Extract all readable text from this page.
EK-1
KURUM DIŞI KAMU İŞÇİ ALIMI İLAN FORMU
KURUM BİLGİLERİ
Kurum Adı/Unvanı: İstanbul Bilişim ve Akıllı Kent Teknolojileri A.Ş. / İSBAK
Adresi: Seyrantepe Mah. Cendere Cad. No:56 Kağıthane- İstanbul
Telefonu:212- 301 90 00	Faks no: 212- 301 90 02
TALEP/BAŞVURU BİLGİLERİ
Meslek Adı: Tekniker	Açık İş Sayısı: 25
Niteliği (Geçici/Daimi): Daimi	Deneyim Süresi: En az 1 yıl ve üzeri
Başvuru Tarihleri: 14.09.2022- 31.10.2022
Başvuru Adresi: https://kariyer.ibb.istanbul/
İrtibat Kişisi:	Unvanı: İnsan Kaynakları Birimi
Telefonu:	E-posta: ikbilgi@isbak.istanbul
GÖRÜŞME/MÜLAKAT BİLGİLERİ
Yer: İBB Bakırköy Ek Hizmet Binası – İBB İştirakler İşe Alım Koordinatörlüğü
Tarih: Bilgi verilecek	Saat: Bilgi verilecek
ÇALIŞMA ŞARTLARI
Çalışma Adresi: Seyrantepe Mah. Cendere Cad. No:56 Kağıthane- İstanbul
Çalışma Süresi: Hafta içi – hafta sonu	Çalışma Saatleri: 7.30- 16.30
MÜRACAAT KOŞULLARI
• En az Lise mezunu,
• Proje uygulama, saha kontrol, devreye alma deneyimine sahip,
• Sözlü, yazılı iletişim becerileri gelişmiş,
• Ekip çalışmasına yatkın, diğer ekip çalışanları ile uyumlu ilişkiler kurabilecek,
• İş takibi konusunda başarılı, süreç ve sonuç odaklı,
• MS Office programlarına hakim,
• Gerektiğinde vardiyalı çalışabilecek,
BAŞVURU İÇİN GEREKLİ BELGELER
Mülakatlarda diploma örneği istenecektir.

——

- What you are asked to do -
Extract all lines that hold the word "İstanbul".

- Written solution -
Kurum Adı/Unvanı: İstanbul Bilişim ve Akıllı Kent Teknolojileri A.Ş. / İSBAK
Adresi: Seyrantepe Mah. Cendere Cad. No:56 Kağıthane- İstanbul
Çalışma Adresi: Seyrantepe Mah. Cendere Cad. No:56 Kağıthane- İstanbul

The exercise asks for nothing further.